— Start Exercise input —

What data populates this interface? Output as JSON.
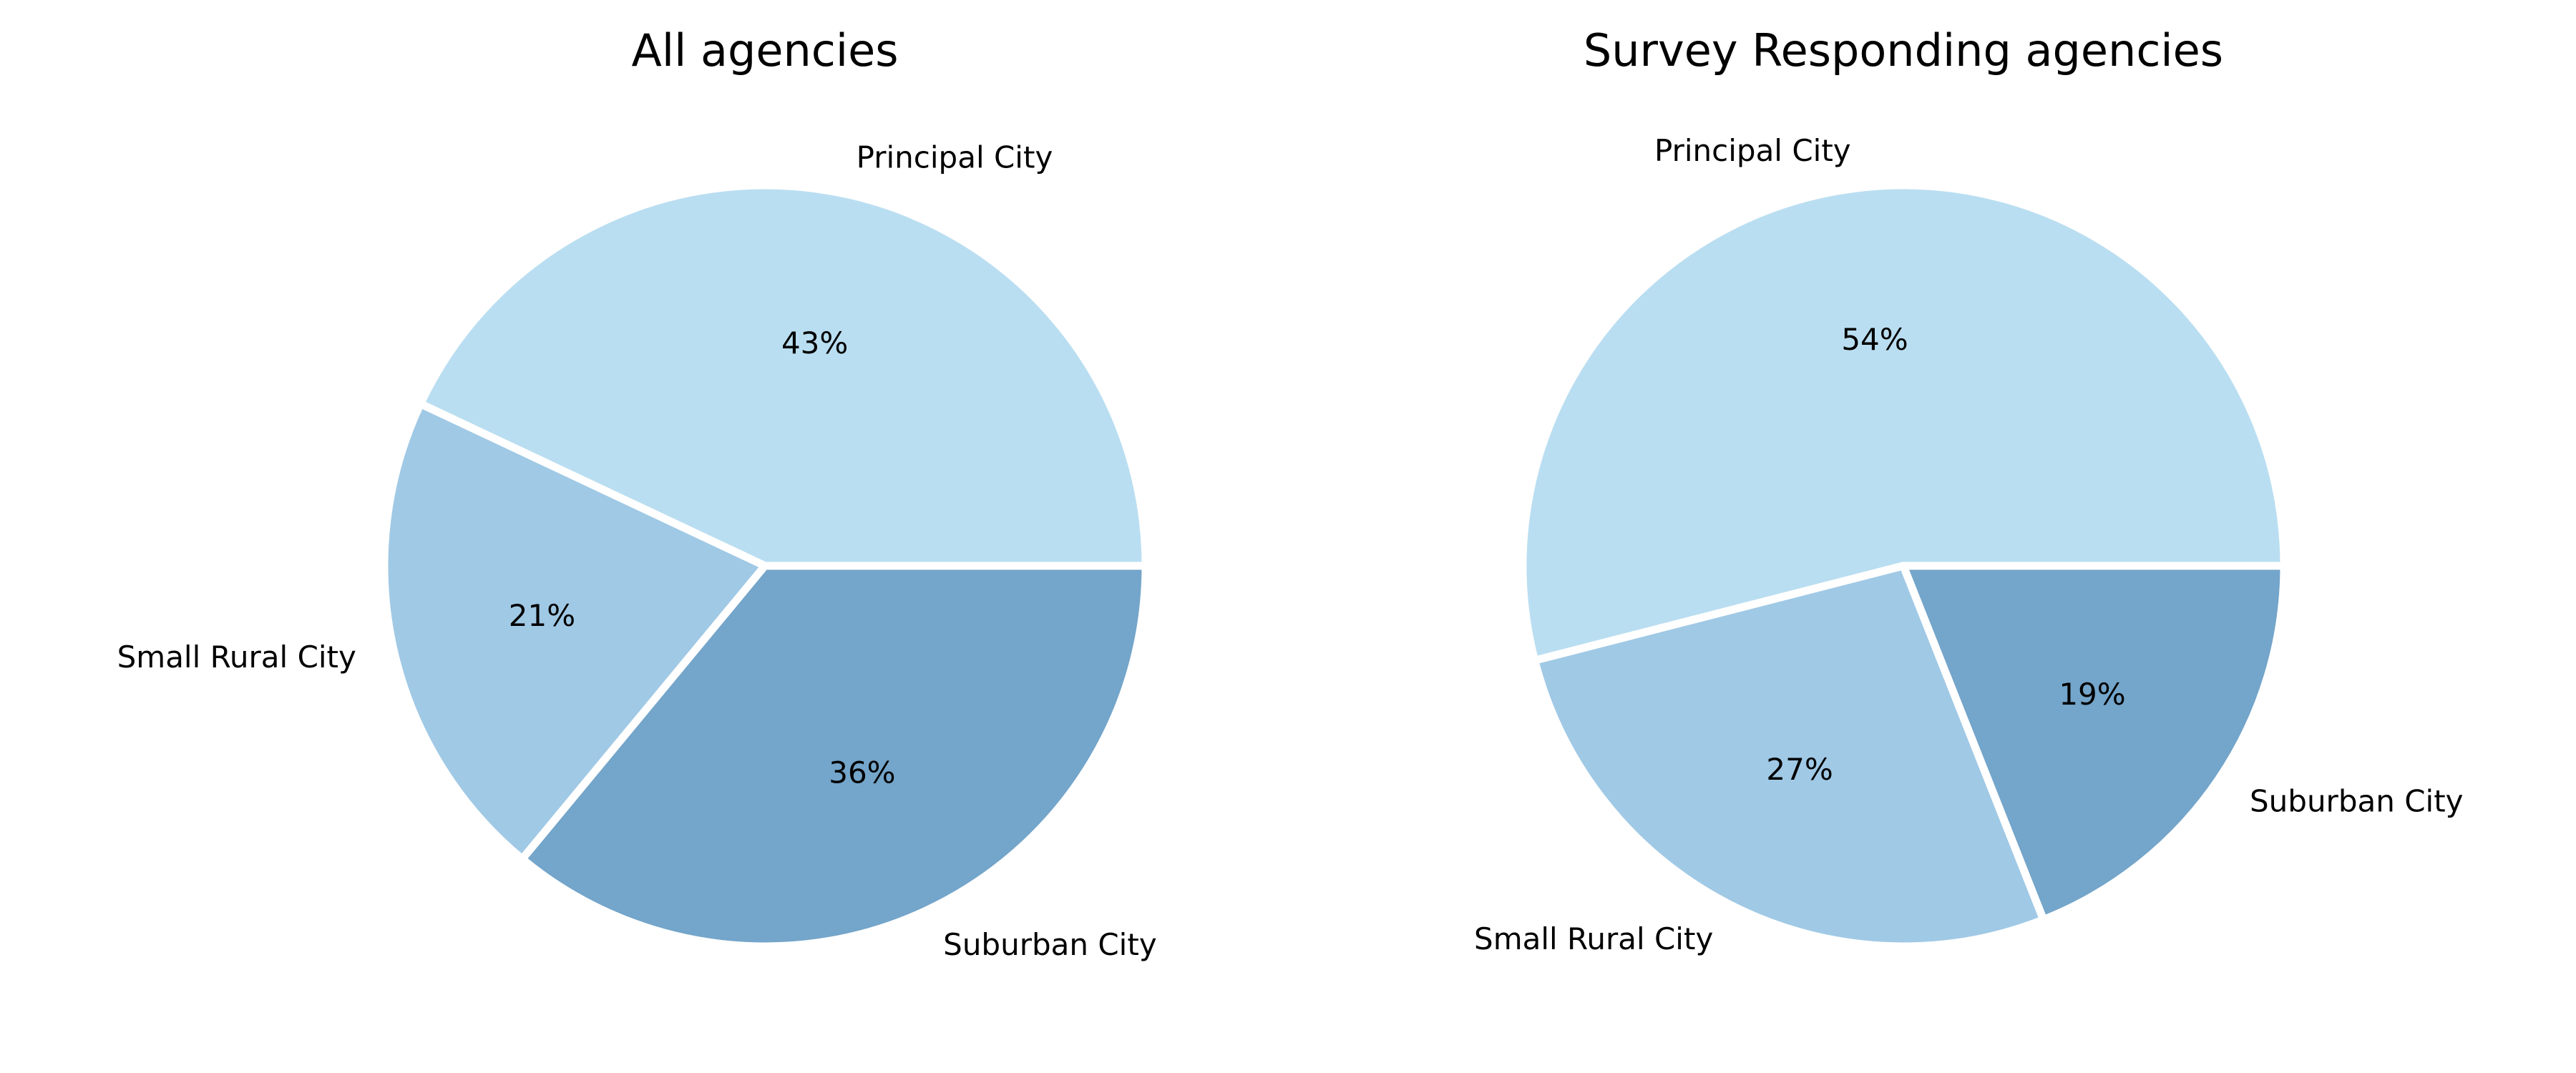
{
  "chart_data": [
    {
      "type": "pie",
      "title": "All agencies",
      "categories": [
        "Principal City",
        "Small Rural City",
        "Suburban City"
      ],
      "values": [
        43,
        21,
        36
      ],
      "value_labels": [
        "43%",
        "21%",
        "36%"
      ],
      "colors": [
        "#badef1",
        "#a0c9e5",
        "#74a5ca"
      ],
      "slice_edge_color": "#ffffff",
      "start_angle_deg": 0,
      "direction": "counterclockwise",
      "legend": "none"
    },
    {
      "type": "pie",
      "title": "Survey Responding agencies",
      "categories": [
        "Principal City",
        "Small Rural City",
        "Suburban City"
      ],
      "values": [
        54,
        27,
        19
      ],
      "value_labels": [
        "54%",
        "27%",
        "19%"
      ],
      "colors": [
        "#badef1",
        "#a0c9e5",
        "#74a5ca"
      ],
      "slice_edge_color": "#ffffff",
      "start_angle_deg": 0,
      "direction": "counterclockwise",
      "legend": "none"
    }
  ]
}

— End Exercise input —

== Description of the task ==
Return all of the entries word for word, but omit the pictures.

== The answer ==
What data populates this interface? Output as JSON.
{
  "chart_data": [
    {
      "type": "pie",
      "title": "All agencies",
      "categories": [
        "Principal City",
        "Small Rural City",
        "Suburban City"
      ],
      "values": [
        43,
        21,
        36
      ],
      "value_labels": [
        "43%",
        "21%",
        "36%"
      ],
      "colors": [
        "#badef1",
        "#a0c9e5",
        "#74a5ca"
      ],
      "slice_edge_color": "#ffffff",
      "start_angle_deg": 0,
      "direction": "counterclockwise",
      "legend": "none"
    },
    {
      "type": "pie",
      "title": "Survey Responding agencies",
      "categories": [
        "Principal City",
        "Small Rural City",
        "Suburban City"
      ],
      "values": [
        54,
        27,
        19
      ],
      "value_labels": [
        "54%",
        "27%",
        "19%"
      ],
      "colors": [
        "#badef1",
        "#a0c9e5",
        "#74a5ca"
      ],
      "slice_edge_color": "#ffffff",
      "start_angle_deg": 0,
      "direction": "counterclockwise",
      "legend": "none"
    }
  ]
}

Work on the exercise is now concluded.